Rows from a figure dataset
════

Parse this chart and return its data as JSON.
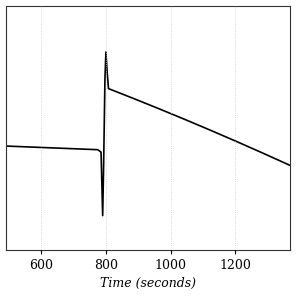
{
  "background_color": "#ffffff",
  "line_color": "#000000",
  "grid_color": "#cccccc",
  "xlabel": "Time (seconds)",
  "xlabel_fontsize": 9,
  "xlim": [
    490,
    1370
  ],
  "ylim": [
    -0.9,
    1.1
  ],
  "xticks": [
    600,
    800,
    1000,
    1200
  ],
  "figsize": [
    2.96,
    2.96
  ],
  "dpi": 100,
  "line_width": 1.2,
  "spine_color": "#333333",
  "tick_labelsize": 9
}
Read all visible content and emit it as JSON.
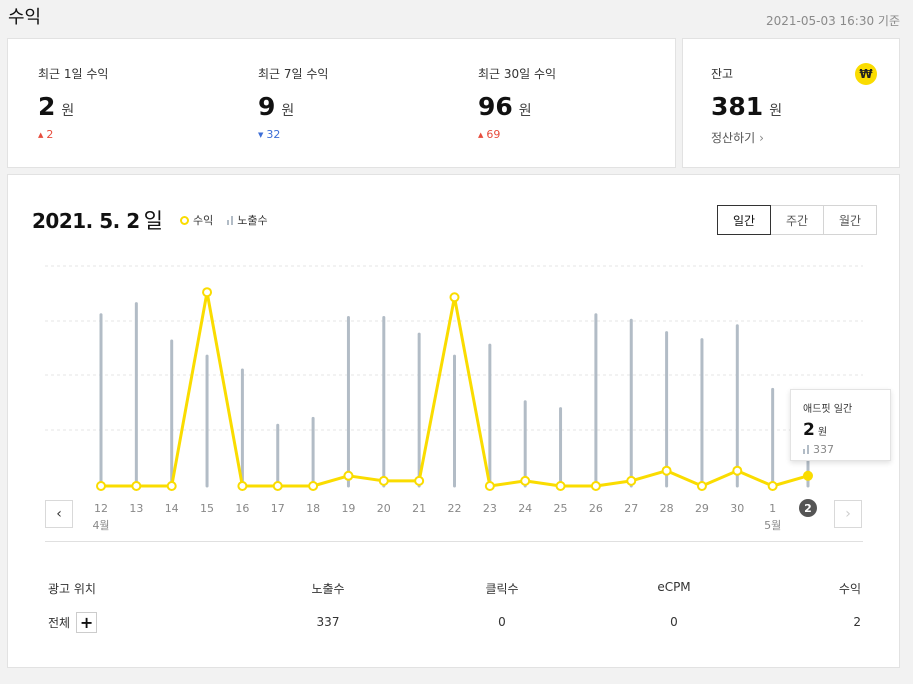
{
  "page": {
    "title": "수익",
    "timestamp": "2021-05-03 16:30 기준"
  },
  "summary": [
    {
      "label": "최근 1일 수익",
      "value": "2",
      "unit": "원",
      "change": "2",
      "direction": "up"
    },
    {
      "label": "최근 7일 수익",
      "value": "9",
      "unit": "원",
      "change": "32",
      "direction": "down"
    },
    {
      "label": "최근 30일 수익",
      "value": "96",
      "unit": "원",
      "change": "69",
      "direction": "up"
    }
  ],
  "balance": {
    "label": "잔고",
    "value": "381",
    "unit": "원",
    "settle_label": "정산하기",
    "icon": "won-icon",
    "icon_glyph": "₩"
  },
  "chart": {
    "date": "2021. 5. 2",
    "day": "일",
    "legend": {
      "revenue": "수익",
      "impressions": "노출수"
    },
    "tabs": [
      "일간",
      "주간",
      "월간"
    ],
    "active_tab": "일간",
    "colors": {
      "revenue": "#fadc00",
      "impressions": "#b2bcc6",
      "up": "#e74c3c",
      "down": "#3d6ed6"
    },
    "tooltip": {
      "title": "애드핏 일간",
      "value": "2",
      "unit": "원",
      "impressions": "337"
    }
  },
  "chart_data": {
    "type": "line",
    "categories": [
      "12",
      "13",
      "14",
      "15",
      "16",
      "17",
      "18",
      "19",
      "20",
      "21",
      "22",
      "23",
      "24",
      "25",
      "26",
      "27",
      "28",
      "29",
      "30",
      "1",
      "2"
    ],
    "month_labels": [
      {
        "index": 0,
        "label": "4월"
      },
      {
        "index": 19,
        "label": "5월"
      }
    ],
    "selected_index": 20,
    "series": [
      {
        "name": "수익",
        "type": "line",
        "values": [
          0,
          0,
          0,
          38,
          0,
          0,
          0,
          2,
          1,
          1,
          37,
          0,
          1,
          0,
          0,
          1,
          3,
          0,
          3,
          0,
          2
        ]
      },
      {
        "name": "노출수",
        "type": "bar",
        "values": [
          620,
          660,
          525,
          470,
          420,
          220,
          245,
          610,
          610,
          550,
          470,
          510,
          305,
          280,
          620,
          600,
          555,
          530,
          580,
          350,
          337
        ]
      }
    ],
    "ylim_revenue": [
      0,
      40
    ],
    "ylim_impressions": [
      0,
      800
    ],
    "grid": true
  },
  "table": {
    "headers": [
      "광고 위치",
      "노출수",
      "클릭수",
      "eCPM",
      "수익"
    ],
    "rows": [
      {
        "label": "전체",
        "impressions": "337",
        "clicks": "0",
        "ecpm": "0",
        "revenue": "2"
      }
    ]
  }
}
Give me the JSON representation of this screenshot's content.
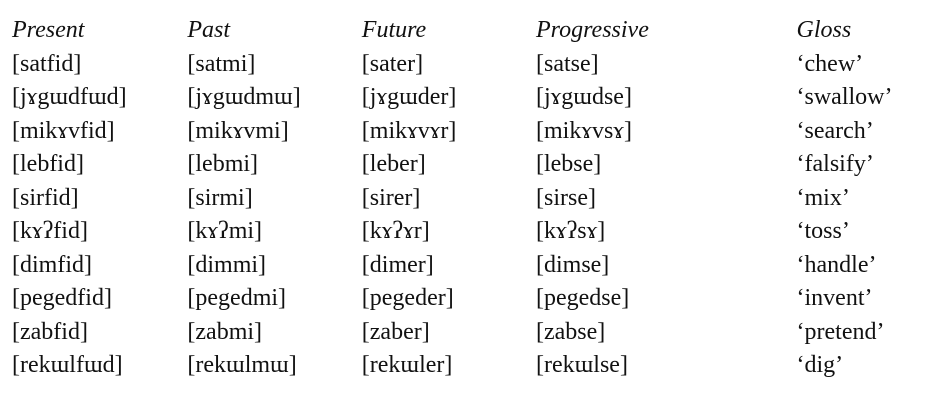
{
  "table": {
    "headers": [
      "Present",
      "Past",
      "Future",
      "Progressive",
      "Gloss"
    ],
    "rows": [
      [
        "[satfid]",
        "[satmi]",
        "[sater]",
        "[satse]",
        "‘chew’"
      ],
      [
        "[jɤgɯdfɯd]",
        "[jɤgɯdmɯ]",
        "[jɤgɯder]",
        "[jɤgɯdse]",
        "‘swallow’"
      ],
      [
        "[mikɤvfid]",
        "[mikɤvmi]",
        "[mikɤvɤr]",
        "[mikɤvsɤ]",
        "‘search’"
      ],
      [
        "[lebfid]",
        "[lebmi]",
        "[leber]",
        "[lebse]",
        "‘falsify’"
      ],
      [
        "[sirfid]",
        "[sirmi]",
        "[sirer]",
        "[sirse]",
        "‘mix’"
      ],
      [
        "[kɤʔfid]",
        "[kɤʔmi]",
        "[kɤʔɤr]",
        "[kɤʔsɤ]",
        "‘toss’"
      ],
      [
        "[dimfid]",
        "[dimmi]",
        "[dimer]",
        "[dimse]",
        "‘handle’"
      ],
      [
        "[pegedfid]",
        "[pegedmi]",
        "[pegeder]",
        "[pegedse]",
        "‘invent’"
      ],
      [
        "[zabfid]",
        "[zabmi]",
        "[zaber]",
        "[zabse]",
        "‘pretend’"
      ],
      [
        "[rekɯlfɯd]",
        "[rekɯlmɯ]",
        "[rekɯler]",
        "[rekɯlse]",
        "‘dig’"
      ]
    ]
  }
}
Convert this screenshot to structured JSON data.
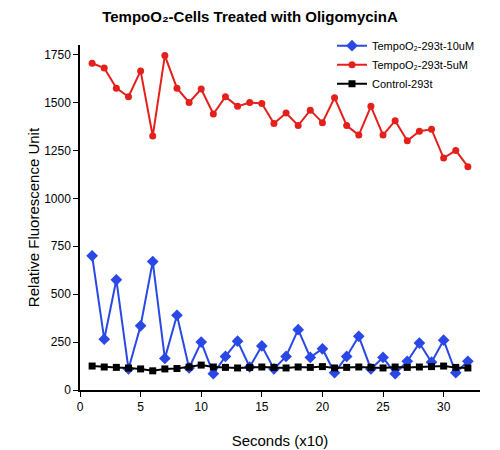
{
  "chart_data": {
    "type": "line",
    "title": "TempoO₂-Cells Treated with OligomycinA",
    "x_label": "Seconds (x10)",
    "y_label": "Relative Fluorescence Unit",
    "x": [
      1,
      2,
      3,
      4,
      5,
      6,
      7,
      8,
      9,
      10,
      11,
      12,
      13,
      14,
      15,
      16,
      17,
      18,
      19,
      20,
      21,
      22,
      23,
      24,
      25,
      26,
      27,
      28,
      29,
      30,
      31,
      32
    ],
    "series": [
      {
        "name": "TempoO₂-293t-10uM",
        "color": "#2a48e6",
        "marker": "diamond",
        "line_style": "solid",
        "values": [
          700,
          265,
          575,
          110,
          335,
          670,
          165,
          390,
          115,
          250,
          85,
          175,
          255,
          120,
          230,
          110,
          175,
          315,
          170,
          215,
          90,
          175,
          280,
          110,
          170,
          85,
          150,
          245,
          145,
          260,
          90,
          150
        ]
      },
      {
        "name": "TempoO₂-293t-5uM",
        "color": "#e5201c",
        "marker": "circle",
        "line_style": "solid",
        "values": [
          1705,
          1680,
          1575,
          1530,
          1665,
          1325,
          1745,
          1575,
          1500,
          1570,
          1440,
          1530,
          1480,
          1500,
          1495,
          1390,
          1445,
          1380,
          1460,
          1395,
          1525,
          1380,
          1330,
          1480,
          1330,
          1405,
          1300,
          1350,
          1360,
          1210,
          1250,
          1165
        ]
      },
      {
        "name": "Control-293t",
        "color": "#000000",
        "marker": "square",
        "line_style": "solid",
        "values": [
          125,
          120,
          118,
          115,
          110,
          100,
          110,
          112,
          120,
          130,
          120,
          118,
          115,
          118,
          120,
          118,
          115,
          120,
          118,
          122,
          115,
          118,
          120,
          118,
          115,
          120,
          118,
          120,
          122,
          125,
          118,
          115
        ]
      }
    ],
    "xlim": [
      0,
      33
    ],
    "xticks": [
      0,
      5,
      10,
      15,
      20,
      25,
      30
    ],
    "ylim": [
      0,
      1800
    ],
    "yticks": [
      0,
      250,
      500,
      750,
      1000,
      1250,
      1500,
      1750
    ],
    "grid": false,
    "legend": "upper right"
  }
}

════

Instructions for the task
Look over the material above and show each line where "this" appears.

Solution
Parse this chart and return its data as JSON.
Give me the JSON representation of this screenshot's content.
Convert this screenshot to structured JSON data.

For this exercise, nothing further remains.